**Dataset entries**
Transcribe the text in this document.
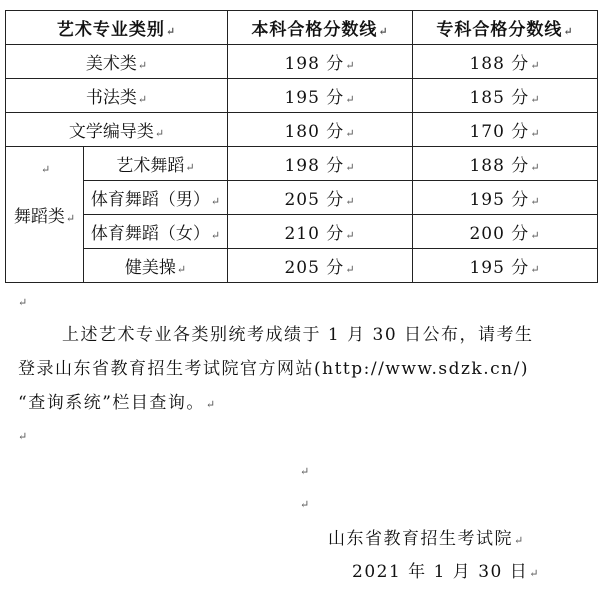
艺术专业类别↵		本科合格分数线↵	专科合格分数线↵
美术类↵		198 分↵	188 分↵
书法类↵		195 分↵	185 分↵
文学编导类↵		180 分↵	170 分↵

↵
舞蹈类↵	艺术舞蹈↵	198 分↵	188 分↵
	体育舞蹈（男）↵	205 分↵	195 分↵
	体育舞蹈（女）↵	210 分↵	200 分↵
	健美操↵	205 分↵	195 分↵
↵
上述艺术专业各类别统考成绩于 1 月 30 日公布，请考生
登录山东省教育招生考试院官方网站(http://www.sdzk.cn/)
“查询系统”栏目查询。↵
↵
↵
↵
山东省教育招生考试院↵
2021 年 1 月 30 日↵
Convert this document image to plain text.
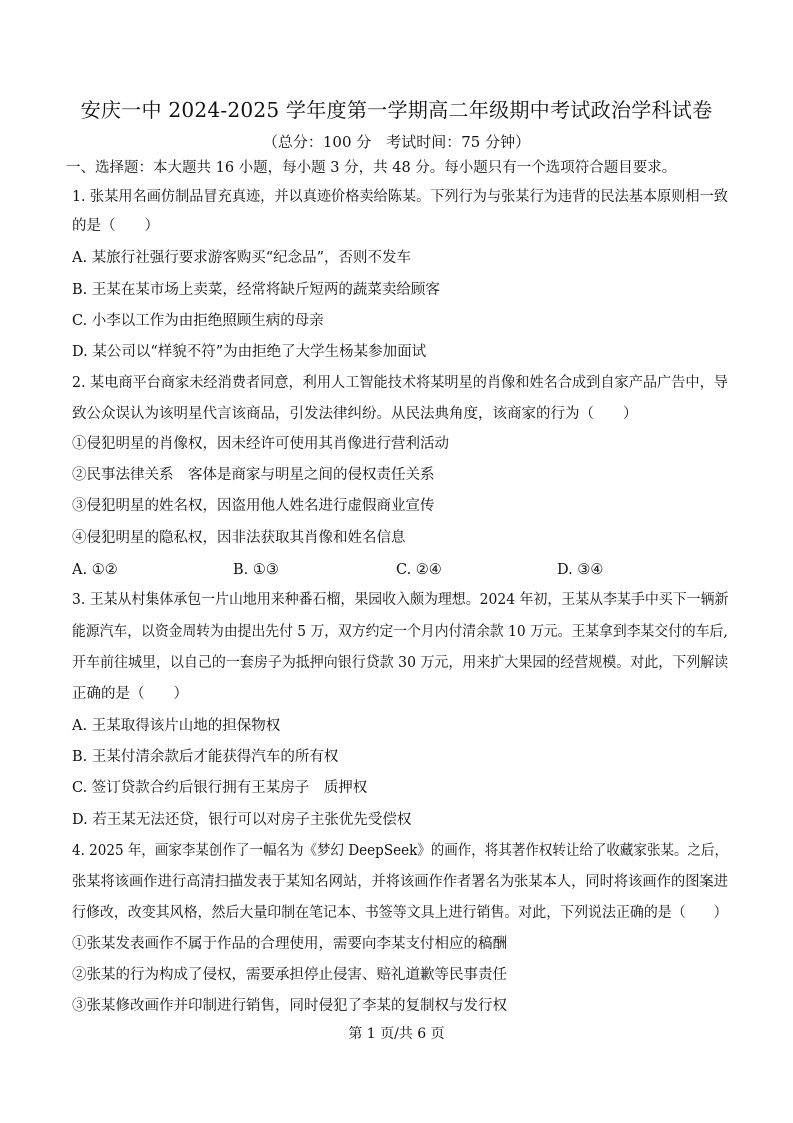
安庆一中 2024-2025 学年度第一学期高二年级期中考试政治学科试卷
（总分：100 分　考试时间：75 分钟）
一、选择题：本大题共 16 小题，每小题 3 分，共 48 分。每小题只有一个选项符合题目要求。
1. 张某用名画仿制品冒充真迹，并以真迹价格卖给陈某。下列行为与张某行为违背的民法基本原则相一致
的是（　　）
A. 某旅行社强行要求游客购买“纪念品”，否则不发车
B. 王某在某市场上卖菜，经常将缺斤短两的蔬菜卖给顾客
C. 小李以工作为由拒绝照顾生病的母亲
D. 某公司以“样貌不符”为由拒绝了大学生杨某参加面试
2. 某电商平台商家未经消费者同意，利用人工智能技术将某明星的肖像和姓名合成到自家产品广告中，导
致公众误认为该明星代言该商品，引发法律纠纷。从民法典角度，该商家的行为（　　）
①侵犯明星的肖像权，因未经许可使用其肖像进行营利活动
②民事法律关系　客体是商家与明星之间的侵权责任关系
③侵犯明星的姓名权，因盗用他人姓名进行虚假商业宣传
④侵犯明星的隐私权，因非法获取其肖像和姓名信息
A. ①②	B. ①③	C. ②④	D. ③④
3. 王某从村集体承包一片山地用来种番石榴，果园收入颇为理想。2024 年初，王某从李某手中买下一辆新
能源汽车，以资金周转为由提出先付 5 万，双方约定一个月内付清余款 10 万元。王某拿到李某交付的车后,
开车前往城里，以自己的一套房子为抵押向银行贷款 30 万元，用来扩大果园的经营规模。对此，下列解读
正确的是（　　）
A. 王某取得该片山地的担保物权
B. 王某付清余款后才能获得汽车的所有权
C. 签订贷款合约后银行拥有王某房子　质押权
D. 若王某无法还贷，银行可以对房子主张优先受偿权
4. 2025 年，画家李某创作了一幅名为《梦幻 DeepSeek》的画作，将其著作权转让给了收藏家张某。之后，
张某将该画作进行高清扫描发表于某知名网站，并将该画作作者署名为张某本人，同时将该画作的图案进
行修改，改变其风格，然后大量印制在笔记本、书签等文具上进行销售。对此，下列说法正确的是（　　）
①张某发表画作不属于作品的合理使用，需要向李某支付相应的稿酬
②张某的行为构成了侵权，需要承担停止侵害、赔礼道歉等民事责任
③张某修改画作并印制进行销售，同时侵犯了李某的复制权与发行权
第 1 页/共 6 页
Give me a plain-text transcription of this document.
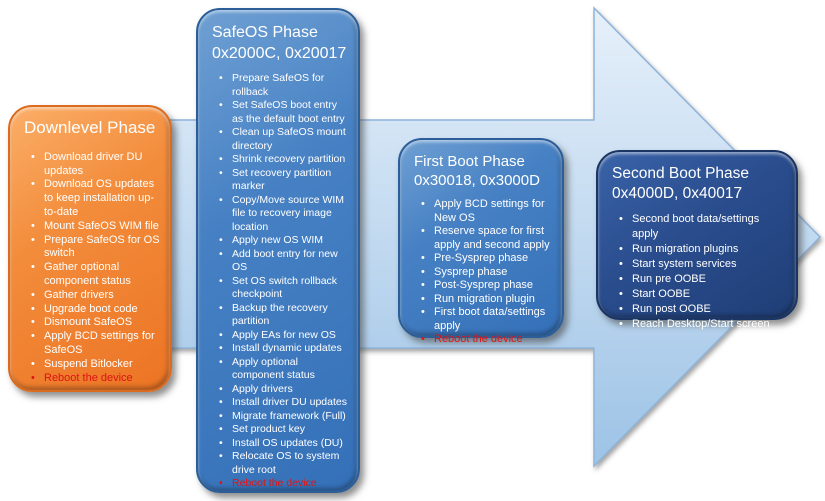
Downlevel Phase
• Download driver DU updates
• Download OS updates to keep installation up-to-date
• Mount SafeOS WIM file
• Prepare SafeOS for OS switch
• Gather optional component status
• Gather drivers
• Upgrade boot code
• Dismount SafeOS
• Apply BCD settings for SafeOS
• Suspend Bitlocker
• Reboot the device
SafeOS Phase
0x2000C, 0x20017
• Prepare SafeOS for rollback
• Set SafeOS boot entry as the default boot entry
• Clean up SafeOS mount directory
• Shrink recovery partition
• Set recovery partition marker
• Copy/Move source WIM file to recovery image location
• Apply new OS WIM
• Add boot entry for new OS
• Set OS switch rollback checkpoint
• Backup the recovery partition
• Apply EAs for new OS
• Install dynamic updates
• Apply optional component status
• Apply drivers
• Install driver DU updates
• Migrate framework (Full)
• Set product key
• Install OS updates (DU)
• Relocate OS to system drive root
• Reboot the device
First Boot Phase
0x30018, 0x3000D
• Apply BCD settings for New OS
• Reserve space for first apply and second apply
• Pre-Sysprep phase
• Sysprep phase
• Post-Sysprep phase
• Run migration plugin
• First boot data/settings apply
• Reboot the device
Second Boot Phase
0x4000D, 0x40017
• Second boot data/settings apply
• Run migration plugins
• Start system services
• Run pre OOBE
• Start OOBE
• Run post OOBE
• Reach Desktop/Start screen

**Problem to solve**
Out of the material above, gather each line where "Prepare" appears.

**Exercise result**
• Prepare SafeOS for OS switch
• Prepare SafeOS for rollback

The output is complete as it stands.